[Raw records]
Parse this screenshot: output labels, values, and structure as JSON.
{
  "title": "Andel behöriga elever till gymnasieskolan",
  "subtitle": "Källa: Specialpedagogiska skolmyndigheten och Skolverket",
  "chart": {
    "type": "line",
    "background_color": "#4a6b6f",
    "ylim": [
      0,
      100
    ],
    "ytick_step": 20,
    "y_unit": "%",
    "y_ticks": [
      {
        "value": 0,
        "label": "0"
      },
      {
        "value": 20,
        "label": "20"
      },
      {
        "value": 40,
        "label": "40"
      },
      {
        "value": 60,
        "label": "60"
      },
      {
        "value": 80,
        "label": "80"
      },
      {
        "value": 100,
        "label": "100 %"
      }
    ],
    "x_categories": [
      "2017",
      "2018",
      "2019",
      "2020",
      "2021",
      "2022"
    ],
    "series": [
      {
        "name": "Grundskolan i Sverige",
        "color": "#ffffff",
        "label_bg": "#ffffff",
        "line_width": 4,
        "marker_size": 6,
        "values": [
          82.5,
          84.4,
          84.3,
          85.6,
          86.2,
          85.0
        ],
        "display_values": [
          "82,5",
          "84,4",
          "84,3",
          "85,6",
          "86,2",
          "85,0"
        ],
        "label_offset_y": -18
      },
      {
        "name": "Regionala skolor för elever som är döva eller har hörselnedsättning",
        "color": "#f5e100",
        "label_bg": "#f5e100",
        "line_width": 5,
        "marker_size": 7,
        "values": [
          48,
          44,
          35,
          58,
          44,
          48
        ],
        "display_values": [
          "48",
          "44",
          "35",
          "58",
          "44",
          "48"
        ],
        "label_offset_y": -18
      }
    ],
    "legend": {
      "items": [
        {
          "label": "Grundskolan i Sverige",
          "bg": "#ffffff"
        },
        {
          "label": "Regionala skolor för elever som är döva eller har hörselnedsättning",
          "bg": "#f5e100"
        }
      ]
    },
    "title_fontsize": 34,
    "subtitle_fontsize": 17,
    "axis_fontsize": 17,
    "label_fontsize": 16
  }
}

TASK TO COMPLETE: Return each line of the data exactly as written above.

RESULT OF THE TASK:
Parse this screenshot: output labels, values, and structure as JSON.
{
  "title": "Andel behöriga elever till gymnasieskolan",
  "subtitle": "Källa: Specialpedagogiska skolmyndigheten och Skolverket",
  "chart": {
    "type": "line",
    "background_color": "#4a6b6f",
    "ylim": [
      0,
      100
    ],
    "ytick_step": 20,
    "y_unit": "%",
    "y_ticks": [
      {
        "value": 0,
        "label": "0"
      },
      {
        "value": 20,
        "label": "20"
      },
      {
        "value": 40,
        "label": "40"
      },
      {
        "value": 60,
        "label": "60"
      },
      {
        "value": 80,
        "label": "80"
      },
      {
        "value": 100,
        "label": "100 %"
      }
    ],
    "x_categories": [
      "2017",
      "2018",
      "2019",
      "2020",
      "2021",
      "2022"
    ],
    "series": [
      {
        "name": "Grundskolan i Sverige",
        "color": "#ffffff",
        "label_bg": "#ffffff",
        "line_width": 4,
        "marker_size": 6,
        "values": [
          82.5,
          84.4,
          84.3,
          85.6,
          86.2,
          85.0
        ],
        "display_values": [
          "82,5",
          "84,4",
          "84,3",
          "85,6",
          "86,2",
          "85,0"
        ],
        "label_offset_y": -18
      },
      {
        "name": "Regionala skolor för elever som är döva eller har hörselnedsättning",
        "color": "#f5e100",
        "label_bg": "#f5e100",
        "line_width": 5,
        "marker_size": 7,
        "values": [
          48,
          44,
          35,
          58,
          44,
          48
        ],
        "display_values": [
          "48",
          "44",
          "35",
          "58",
          "44",
          "48"
        ],
        "label_offset_y": -18
      }
    ],
    "legend": {
      "items": [
        {
          "label": "Grundskolan i Sverige",
          "bg": "#ffffff"
        },
        {
          "label": "Regionala skolor för elever som är döva eller har hörselnedsättning",
          "bg": "#f5e100"
        }
      ]
    },
    "title_fontsize": 34,
    "subtitle_fontsize": 17,
    "axis_fontsize": 17,
    "label_fontsize": 16
  }
}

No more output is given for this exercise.